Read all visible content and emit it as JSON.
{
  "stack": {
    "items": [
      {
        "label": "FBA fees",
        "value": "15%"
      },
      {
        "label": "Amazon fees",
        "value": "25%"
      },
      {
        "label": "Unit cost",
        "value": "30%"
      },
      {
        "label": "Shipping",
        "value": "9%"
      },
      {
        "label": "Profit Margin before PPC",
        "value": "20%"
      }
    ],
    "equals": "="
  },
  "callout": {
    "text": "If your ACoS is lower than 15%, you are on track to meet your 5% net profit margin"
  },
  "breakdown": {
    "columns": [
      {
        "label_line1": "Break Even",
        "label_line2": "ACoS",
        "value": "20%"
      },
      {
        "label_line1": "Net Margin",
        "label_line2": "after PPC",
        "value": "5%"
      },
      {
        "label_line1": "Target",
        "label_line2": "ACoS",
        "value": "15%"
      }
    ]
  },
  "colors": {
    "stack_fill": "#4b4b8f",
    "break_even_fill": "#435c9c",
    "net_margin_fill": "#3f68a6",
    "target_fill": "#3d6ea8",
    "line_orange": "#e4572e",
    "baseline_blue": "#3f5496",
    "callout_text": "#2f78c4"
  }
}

● **WHAT YOU NEED TO DO**
Every entry must be output again, exactly as written above.

● **SOLUTION TO THIS TASK**
Read all visible content and emit it as JSON.
{
  "stack": {
    "items": [
      {
        "label": "FBA fees",
        "value": "15%"
      },
      {
        "label": "Amazon fees",
        "value": "25%"
      },
      {
        "label": "Unit cost",
        "value": "30%"
      },
      {
        "label": "Shipping",
        "value": "9%"
      },
      {
        "label": "Profit Margin before PPC",
        "value": "20%"
      }
    ],
    "equals": "="
  },
  "callout": {
    "text": "If your ACoS is lower than 15%, you are on track to meet your 5% net profit margin"
  },
  "breakdown": {
    "columns": [
      {
        "label_line1": "Break Even",
        "label_line2": "ACoS",
        "value": "20%"
      },
      {
        "label_line1": "Net Margin",
        "label_line2": "after PPC",
        "value": "5%"
      },
      {
        "label_line1": "Target",
        "label_line2": "ACoS",
        "value": "15%"
      }
    ]
  },
  "colors": {
    "stack_fill": "#4b4b8f",
    "break_even_fill": "#435c9c",
    "net_margin_fill": "#3f68a6",
    "target_fill": "#3d6ea8",
    "line_orange": "#e4572e",
    "baseline_blue": "#3f5496",
    "callout_text": "#2f78c4"
  }
}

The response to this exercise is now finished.